▸ WHAT IS ASKED:
From the listing below, extract each line containing the string "фермерскими".

Data records:
[start]

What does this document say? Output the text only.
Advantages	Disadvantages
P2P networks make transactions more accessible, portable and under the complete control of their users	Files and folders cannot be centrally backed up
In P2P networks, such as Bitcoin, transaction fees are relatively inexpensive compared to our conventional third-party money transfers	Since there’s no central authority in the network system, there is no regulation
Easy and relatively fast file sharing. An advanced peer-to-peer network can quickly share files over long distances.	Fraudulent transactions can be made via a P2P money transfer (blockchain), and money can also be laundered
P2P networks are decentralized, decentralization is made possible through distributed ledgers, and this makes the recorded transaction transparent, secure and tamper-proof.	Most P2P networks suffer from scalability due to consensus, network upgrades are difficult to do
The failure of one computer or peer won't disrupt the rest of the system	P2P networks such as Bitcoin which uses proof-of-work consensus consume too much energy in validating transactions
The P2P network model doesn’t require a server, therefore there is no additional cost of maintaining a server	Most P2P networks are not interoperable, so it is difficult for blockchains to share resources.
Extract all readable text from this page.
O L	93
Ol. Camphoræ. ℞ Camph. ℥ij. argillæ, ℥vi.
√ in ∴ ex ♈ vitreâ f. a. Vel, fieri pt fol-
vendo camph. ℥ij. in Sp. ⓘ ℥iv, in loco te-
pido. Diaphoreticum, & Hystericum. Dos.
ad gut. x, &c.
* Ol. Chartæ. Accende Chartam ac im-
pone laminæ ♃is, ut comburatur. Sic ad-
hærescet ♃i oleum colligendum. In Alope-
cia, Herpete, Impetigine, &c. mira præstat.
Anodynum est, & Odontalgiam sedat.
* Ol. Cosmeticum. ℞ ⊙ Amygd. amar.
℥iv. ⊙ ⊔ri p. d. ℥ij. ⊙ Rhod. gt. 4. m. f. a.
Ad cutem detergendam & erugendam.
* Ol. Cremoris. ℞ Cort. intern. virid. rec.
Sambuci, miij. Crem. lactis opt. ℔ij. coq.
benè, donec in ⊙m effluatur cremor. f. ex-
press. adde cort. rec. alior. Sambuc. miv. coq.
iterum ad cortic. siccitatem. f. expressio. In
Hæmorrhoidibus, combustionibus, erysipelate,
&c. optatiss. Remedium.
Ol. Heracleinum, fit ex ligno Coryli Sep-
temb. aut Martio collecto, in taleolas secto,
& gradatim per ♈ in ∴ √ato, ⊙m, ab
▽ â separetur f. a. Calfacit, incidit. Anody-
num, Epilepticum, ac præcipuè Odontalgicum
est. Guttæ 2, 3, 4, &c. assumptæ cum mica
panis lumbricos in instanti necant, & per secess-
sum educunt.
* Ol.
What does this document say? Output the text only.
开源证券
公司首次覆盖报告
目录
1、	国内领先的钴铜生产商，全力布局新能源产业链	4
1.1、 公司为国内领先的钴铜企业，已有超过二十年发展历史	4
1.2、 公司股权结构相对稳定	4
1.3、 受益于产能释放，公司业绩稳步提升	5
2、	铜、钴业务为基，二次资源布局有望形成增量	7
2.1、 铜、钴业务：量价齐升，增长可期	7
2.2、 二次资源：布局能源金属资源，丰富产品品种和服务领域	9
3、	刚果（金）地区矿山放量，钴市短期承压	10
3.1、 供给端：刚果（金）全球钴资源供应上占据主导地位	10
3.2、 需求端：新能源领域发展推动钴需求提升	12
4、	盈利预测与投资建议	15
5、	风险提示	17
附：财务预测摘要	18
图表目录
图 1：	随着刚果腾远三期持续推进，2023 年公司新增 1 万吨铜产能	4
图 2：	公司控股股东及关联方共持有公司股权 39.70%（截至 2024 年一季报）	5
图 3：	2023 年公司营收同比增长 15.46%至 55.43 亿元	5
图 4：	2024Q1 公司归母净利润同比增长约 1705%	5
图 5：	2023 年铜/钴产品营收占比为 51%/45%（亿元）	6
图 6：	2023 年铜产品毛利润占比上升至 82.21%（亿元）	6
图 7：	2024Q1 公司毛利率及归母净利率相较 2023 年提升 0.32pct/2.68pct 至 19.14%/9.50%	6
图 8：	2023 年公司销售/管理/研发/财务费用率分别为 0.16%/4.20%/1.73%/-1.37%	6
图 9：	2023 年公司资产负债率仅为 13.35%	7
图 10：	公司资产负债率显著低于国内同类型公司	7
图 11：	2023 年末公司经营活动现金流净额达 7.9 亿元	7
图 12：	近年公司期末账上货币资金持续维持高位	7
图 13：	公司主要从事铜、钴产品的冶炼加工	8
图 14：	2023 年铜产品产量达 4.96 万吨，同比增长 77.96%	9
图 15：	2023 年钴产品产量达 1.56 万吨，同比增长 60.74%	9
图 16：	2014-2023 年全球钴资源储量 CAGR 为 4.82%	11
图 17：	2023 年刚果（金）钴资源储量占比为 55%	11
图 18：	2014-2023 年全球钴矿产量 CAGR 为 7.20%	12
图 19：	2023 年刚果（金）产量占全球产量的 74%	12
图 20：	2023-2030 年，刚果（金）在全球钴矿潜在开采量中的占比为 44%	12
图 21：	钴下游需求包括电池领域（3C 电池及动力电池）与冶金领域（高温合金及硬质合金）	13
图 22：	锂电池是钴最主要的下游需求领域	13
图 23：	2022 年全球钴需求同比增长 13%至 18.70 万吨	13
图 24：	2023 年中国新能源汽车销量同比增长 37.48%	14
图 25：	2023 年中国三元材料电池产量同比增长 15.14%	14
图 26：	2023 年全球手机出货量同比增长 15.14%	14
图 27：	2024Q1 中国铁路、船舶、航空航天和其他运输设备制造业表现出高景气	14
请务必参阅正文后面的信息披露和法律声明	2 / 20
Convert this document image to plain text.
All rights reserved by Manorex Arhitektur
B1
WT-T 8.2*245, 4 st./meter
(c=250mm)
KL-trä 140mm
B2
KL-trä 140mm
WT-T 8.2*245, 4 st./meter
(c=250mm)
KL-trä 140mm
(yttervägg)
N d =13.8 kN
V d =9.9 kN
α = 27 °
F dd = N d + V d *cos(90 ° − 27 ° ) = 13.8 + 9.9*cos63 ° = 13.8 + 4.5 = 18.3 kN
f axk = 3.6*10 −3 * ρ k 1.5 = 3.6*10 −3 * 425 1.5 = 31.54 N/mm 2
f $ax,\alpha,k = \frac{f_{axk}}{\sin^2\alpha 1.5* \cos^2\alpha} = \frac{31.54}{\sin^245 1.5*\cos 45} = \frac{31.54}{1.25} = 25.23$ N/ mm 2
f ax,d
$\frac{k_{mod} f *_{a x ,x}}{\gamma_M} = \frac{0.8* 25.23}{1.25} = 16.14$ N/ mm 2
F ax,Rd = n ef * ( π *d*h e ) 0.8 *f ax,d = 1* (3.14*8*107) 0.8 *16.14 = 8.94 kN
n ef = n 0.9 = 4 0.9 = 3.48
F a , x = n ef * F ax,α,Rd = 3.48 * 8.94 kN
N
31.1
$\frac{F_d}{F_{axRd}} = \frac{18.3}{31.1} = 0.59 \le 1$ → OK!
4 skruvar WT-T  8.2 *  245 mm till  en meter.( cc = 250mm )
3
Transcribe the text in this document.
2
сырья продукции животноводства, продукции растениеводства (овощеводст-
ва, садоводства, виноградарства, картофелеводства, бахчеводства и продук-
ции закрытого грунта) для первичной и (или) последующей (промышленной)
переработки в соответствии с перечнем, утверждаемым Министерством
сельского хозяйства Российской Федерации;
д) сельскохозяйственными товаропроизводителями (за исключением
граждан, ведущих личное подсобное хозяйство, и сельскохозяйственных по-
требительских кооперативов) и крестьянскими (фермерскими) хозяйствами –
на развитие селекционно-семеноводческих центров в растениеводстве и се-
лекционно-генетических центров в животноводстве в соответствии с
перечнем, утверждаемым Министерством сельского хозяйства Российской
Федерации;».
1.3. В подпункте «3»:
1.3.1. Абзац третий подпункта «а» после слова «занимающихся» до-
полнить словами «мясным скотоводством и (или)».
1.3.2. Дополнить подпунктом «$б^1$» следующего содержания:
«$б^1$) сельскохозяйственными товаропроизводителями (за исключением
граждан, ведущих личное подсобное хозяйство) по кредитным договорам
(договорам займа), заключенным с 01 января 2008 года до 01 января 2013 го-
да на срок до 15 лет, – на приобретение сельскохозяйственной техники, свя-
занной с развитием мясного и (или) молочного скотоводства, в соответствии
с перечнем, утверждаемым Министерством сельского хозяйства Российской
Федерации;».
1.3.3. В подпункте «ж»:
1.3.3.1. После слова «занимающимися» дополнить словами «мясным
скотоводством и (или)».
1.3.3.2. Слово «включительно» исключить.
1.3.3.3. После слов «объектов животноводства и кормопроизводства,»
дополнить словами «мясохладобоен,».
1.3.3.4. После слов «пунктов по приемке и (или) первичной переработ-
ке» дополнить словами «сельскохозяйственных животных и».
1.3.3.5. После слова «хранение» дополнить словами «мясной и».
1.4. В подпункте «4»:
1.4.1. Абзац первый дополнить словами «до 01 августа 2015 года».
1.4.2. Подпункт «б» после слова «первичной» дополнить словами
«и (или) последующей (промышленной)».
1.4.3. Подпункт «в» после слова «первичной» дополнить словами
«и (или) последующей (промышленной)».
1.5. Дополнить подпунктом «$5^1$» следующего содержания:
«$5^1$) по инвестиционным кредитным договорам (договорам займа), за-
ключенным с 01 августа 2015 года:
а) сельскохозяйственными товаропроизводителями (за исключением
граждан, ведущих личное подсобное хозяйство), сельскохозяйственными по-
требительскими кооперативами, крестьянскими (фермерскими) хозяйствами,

[end]

▸ COMPLETED EXERCISE:
требительских кооперативов) и крестьянскими (фермерскими) хозяйствами –
требительскими кооперативами, крестьянскими (фермерскими) хозяйствами,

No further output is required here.